Short task: All of the records below should be output exactly.

Figure data in JSON:
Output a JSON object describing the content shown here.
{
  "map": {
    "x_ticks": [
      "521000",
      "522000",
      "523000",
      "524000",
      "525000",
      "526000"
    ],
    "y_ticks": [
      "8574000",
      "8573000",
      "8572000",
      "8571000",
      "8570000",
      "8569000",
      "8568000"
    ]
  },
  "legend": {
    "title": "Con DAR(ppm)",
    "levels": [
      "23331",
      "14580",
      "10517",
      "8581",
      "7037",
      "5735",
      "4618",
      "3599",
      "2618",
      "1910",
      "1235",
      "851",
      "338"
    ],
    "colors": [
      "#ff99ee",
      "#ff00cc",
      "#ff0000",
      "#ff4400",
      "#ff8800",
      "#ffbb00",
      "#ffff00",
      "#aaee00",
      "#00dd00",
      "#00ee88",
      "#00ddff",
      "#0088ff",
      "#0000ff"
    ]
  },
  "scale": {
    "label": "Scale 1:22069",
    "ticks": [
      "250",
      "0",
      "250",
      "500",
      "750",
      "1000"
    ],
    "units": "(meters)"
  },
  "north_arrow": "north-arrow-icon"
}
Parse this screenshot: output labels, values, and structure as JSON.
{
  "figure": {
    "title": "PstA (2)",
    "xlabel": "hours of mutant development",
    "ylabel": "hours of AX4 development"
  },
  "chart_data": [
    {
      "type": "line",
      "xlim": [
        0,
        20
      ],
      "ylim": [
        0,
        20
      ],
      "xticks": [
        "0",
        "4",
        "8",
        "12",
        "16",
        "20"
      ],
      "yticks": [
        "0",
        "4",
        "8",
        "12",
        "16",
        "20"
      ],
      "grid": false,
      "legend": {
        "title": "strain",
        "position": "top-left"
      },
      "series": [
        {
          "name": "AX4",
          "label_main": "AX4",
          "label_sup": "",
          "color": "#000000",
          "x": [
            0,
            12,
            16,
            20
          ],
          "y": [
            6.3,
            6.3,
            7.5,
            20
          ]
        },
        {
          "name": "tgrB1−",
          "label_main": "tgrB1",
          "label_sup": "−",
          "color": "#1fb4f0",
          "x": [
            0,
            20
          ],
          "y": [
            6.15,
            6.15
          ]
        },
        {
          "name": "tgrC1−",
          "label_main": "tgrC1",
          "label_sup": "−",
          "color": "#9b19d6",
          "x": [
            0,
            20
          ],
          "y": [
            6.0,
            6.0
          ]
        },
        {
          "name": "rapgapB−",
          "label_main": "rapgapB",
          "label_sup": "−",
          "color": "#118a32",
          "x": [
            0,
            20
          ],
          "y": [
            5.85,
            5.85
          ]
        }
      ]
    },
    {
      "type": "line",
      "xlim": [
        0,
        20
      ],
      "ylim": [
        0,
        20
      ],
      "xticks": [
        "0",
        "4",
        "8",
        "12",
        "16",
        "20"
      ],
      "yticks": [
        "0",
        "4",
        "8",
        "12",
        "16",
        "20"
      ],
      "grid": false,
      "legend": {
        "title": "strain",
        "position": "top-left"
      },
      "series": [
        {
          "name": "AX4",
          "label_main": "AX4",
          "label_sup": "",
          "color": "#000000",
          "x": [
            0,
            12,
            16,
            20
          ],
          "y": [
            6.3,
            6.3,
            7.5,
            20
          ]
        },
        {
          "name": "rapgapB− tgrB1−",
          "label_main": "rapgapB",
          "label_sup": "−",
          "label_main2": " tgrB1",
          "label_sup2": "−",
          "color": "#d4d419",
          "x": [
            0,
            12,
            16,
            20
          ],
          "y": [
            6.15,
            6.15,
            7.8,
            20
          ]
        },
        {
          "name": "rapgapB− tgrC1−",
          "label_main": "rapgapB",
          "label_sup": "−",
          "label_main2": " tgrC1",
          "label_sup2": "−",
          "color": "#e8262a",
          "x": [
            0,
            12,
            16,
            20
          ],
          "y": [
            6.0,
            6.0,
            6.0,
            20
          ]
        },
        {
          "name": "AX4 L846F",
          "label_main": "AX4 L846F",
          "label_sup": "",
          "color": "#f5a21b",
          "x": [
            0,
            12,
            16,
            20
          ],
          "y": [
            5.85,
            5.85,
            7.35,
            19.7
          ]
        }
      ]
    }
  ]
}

Task answer:
Output a JSON object describing the content shown here.
{
  "map": {
    "x_ticks": [
      "521000",
      "522000",
      "523000",
      "524000",
      "525000",
      "526000"
    ],
    "y_ticks": [
      "8574000",
      "8573000",
      "8572000",
      "8571000",
      "8570000",
      "8569000",
      "8568000"
    ]
  },
  "legend": {
    "title": "Con DAR(ppm)",
    "levels": [
      "23331",
      "14580",
      "10517",
      "8581",
      "7037",
      "5735",
      "4618",
      "3599",
      "2618",
      "1910",
      "1235",
      "851",
      "338"
    ],
    "colors": [
      "#ff99ee",
      "#ff00cc",
      "#ff0000",
      "#ff4400",
      "#ff8800",
      "#ffbb00",
      "#ffff00",
      "#aaee00",
      "#00dd00",
      "#00ee88",
      "#00ddff",
      "#0088ff",
      "#0000ff"
    ]
  },
  "scale": {
    "label": "Scale 1:22069",
    "ticks": [
      "250",
      "0",
      "250",
      "500",
      "750",
      "1000"
    ],
    "units": "(meters)"
  },
  "north_arrow": "north-arrow-icon"
}
Parse this screenshot: output labels, values, and structure as JSON.
{
  "figure": {
    "title": "PstA (2)",
    "xlabel": "hours of mutant development",
    "ylabel": "hours of AX4 development"
  },
  "chart_data": [
    {
      "type": "line",
      "xlim": [
        0,
        20
      ],
      "ylim": [
        0,
        20
      ],
      "xticks": [
        "0",
        "4",
        "8",
        "12",
        "16",
        "20"
      ],
      "yticks": [
        "0",
        "4",
        "8",
        "12",
        "16",
        "20"
      ],
      "grid": false,
      "legend": {
        "title": "strain",
        "position": "top-left"
      },
      "series": [
        {
          "name": "AX4",
          "label_main": "AX4",
          "label_sup": "",
          "color": "#000000",
          "x": [
            0,
            12,
            16,
            20
          ],
          "y": [
            6.3,
            6.3,
            7.5,
            20
          ]
        },
        {
          "name": "tgrB1−",
          "label_main": "tgrB1",
          "label_sup": "−",
          "color": "#1fb4f0",
          "x": [
            0,
            20
          ],
          "y": [
            6.15,
            6.15
          ]
        },
        {
          "name": "tgrC1−",
          "label_main": "tgrC1",
          "label_sup": "−",
          "color": "#9b19d6",
          "x": [
            0,
            20
          ],
          "y": [
            6.0,
            6.0
          ]
        },
        {
          "name": "rapgapB−",
          "label_main": "rapgapB",
          "label_sup": "−",
          "color": "#118a32",
          "x": [
            0,
            20
          ],
          "y": [
            5.85,
            5.85
          ]
        }
      ]
    },
    {
      "type": "line",
      "xlim": [
        0,
        20
      ],
      "ylim": [
        0,
        20
      ],
      "xticks": [
        "0",
        "4",
        "8",
        "12",
        "16",
        "20"
      ],
      "yticks": [
        "0",
        "4",
        "8",
        "12",
        "16",
        "20"
      ],
      "grid": false,
      "legend": {
        "title": "strain",
        "position": "top-left"
      },
      "series": [
        {
          "name": "AX4",
          "label_main": "AX4",
          "label_sup": "",
          "color": "#000000",
          "x": [
            0,
            12,
            16,
            20
          ],
          "y": [
            6.3,
            6.3,
            7.5,
            20
          ]
        },
        {
          "name": "rapgapB− tgrB1−",
          "label_main": "rapgapB",
          "label_sup": "−",
          "label_main2": " tgrB1",
          "label_sup2": "−",
          "color": "#d4d419",
          "x": [
            0,
            12,
            16,
            20
          ],
          "y": [
            6.15,
            6.15,
            7.8,
            20
          ]
        },
        {
          "name": "rapgapB− tgrC1−",
          "label_main": "rapgapB",
          "label_sup": "−",
          "label_main2": " tgrC1",
          "label_sup2": "−",
          "color": "#e8262a",
          "x": [
            0,
            12,
            16,
            20
          ],
          "y": [
            6.0,
            6.0,
            6.0,
            20
          ]
        },
        {
          "name": "AX4 L846F",
          "label_main": "AX4 L846F",
          "label_sup": "",
          "color": "#f5a21b",
          "x": [
            0,
            12,
            16,
            20
          ],
          "y": [
            5.85,
            5.85,
            7.35,
            19.7
          ]
        }
      ]
    }
  ]
}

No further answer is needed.